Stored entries
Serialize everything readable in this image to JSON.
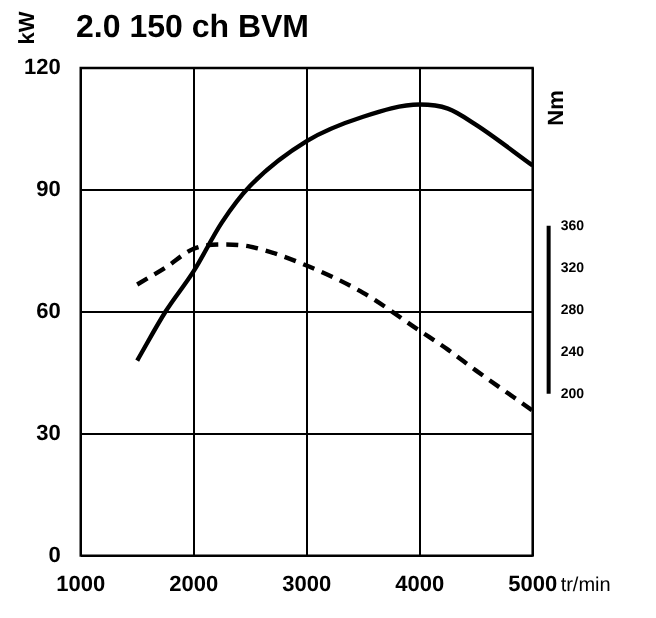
{
  "chart_data": {
    "type": "line",
    "title": "2.0 150 ch BVM",
    "ylabel": "kW",
    "y2label": "Nm",
    "xlabel": "tr/min",
    "x": [
      1500,
      1750,
      2000,
      2250,
      2500,
      3000,
      3500,
      4000,
      4250,
      4500,
      5000
    ],
    "series": [
      {
        "color": "#000000",
        "line_style": "solid",
        "values": [
          48,
          60,
          70,
          82,
          91,
          102,
          108,
          111,
          110,
          106,
          96
        ]
      },
      {
        "color": "#000000",
        "line_style": "dashed",
        "axis": "y2",
        "values": [
          304,
          320,
          338,
          342,
          340,
          322,
          296,
          260,
          242,
          222,
          184
        ]
      }
    ],
    "xlim": [
      1000,
      5000
    ],
    "xticks": [
      1000,
      2000,
      3000,
      4000,
      5000
    ],
    "ylim": [
      0,
      120
    ],
    "yticks": [
      0,
      30,
      60,
      90,
      120
    ],
    "y2lim": [
      46,
      510
    ],
    "y2ticks": [
      200,
      240,
      280,
      320,
      360
    ],
    "grid": true,
    "legend": false,
    "marker": "none"
  }
}
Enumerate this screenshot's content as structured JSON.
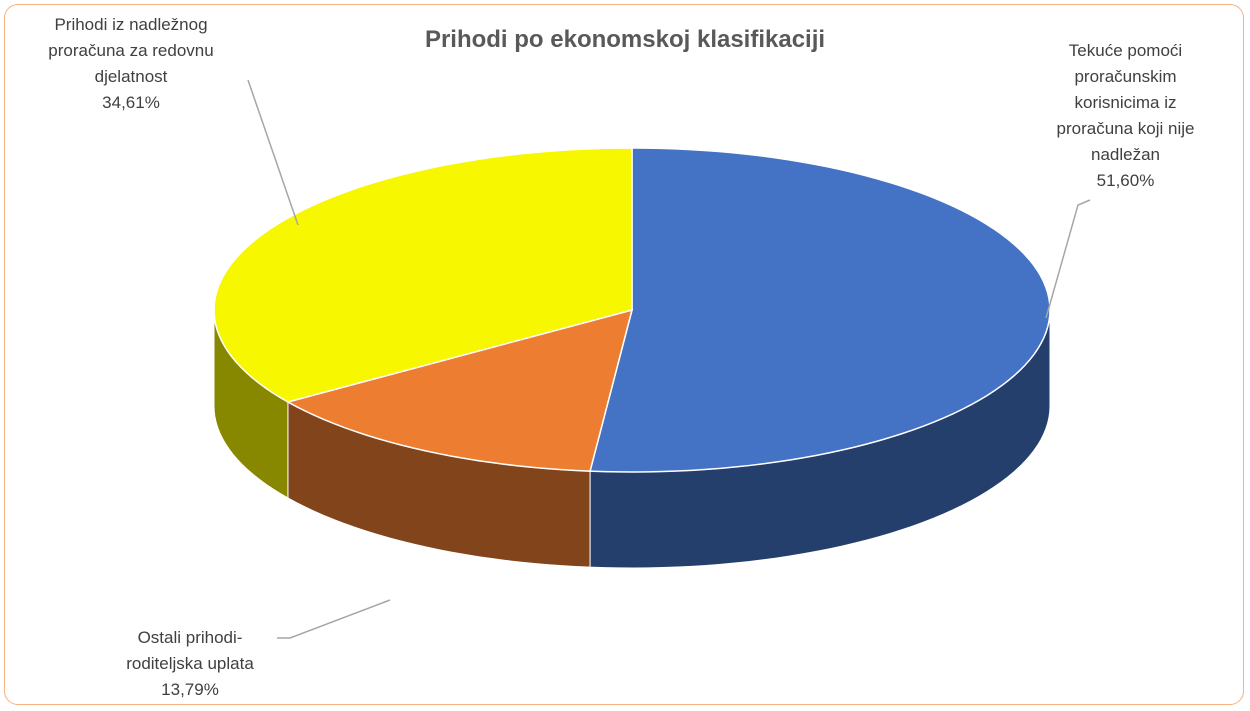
{
  "chart_data": {
    "type": "pie3d",
    "title": "Prihodi po ekonomskoj klasifikaciji",
    "categories": [
      "Tekuće pomoći proračunskim korisnicima iz proračuna koji nije nadležan",
      "Ostali prihodi-roditeljska uplata",
      "Prihodi iz nadležnog proračuna za redovnu djelatnost"
    ],
    "values": [
      51.6,
      13.79,
      34.61
    ],
    "value_labels": [
      "51,60%",
      "13,79%",
      "34,61%"
    ],
    "colors": [
      "#4472c4",
      "#ed7d31",
      "#f7f700"
    ]
  }
}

- **WHAT YOU WILL DO**:
What is the number of lines that hold the string "JSON"? Give it alone.

- **TASK SOLUTION**:
2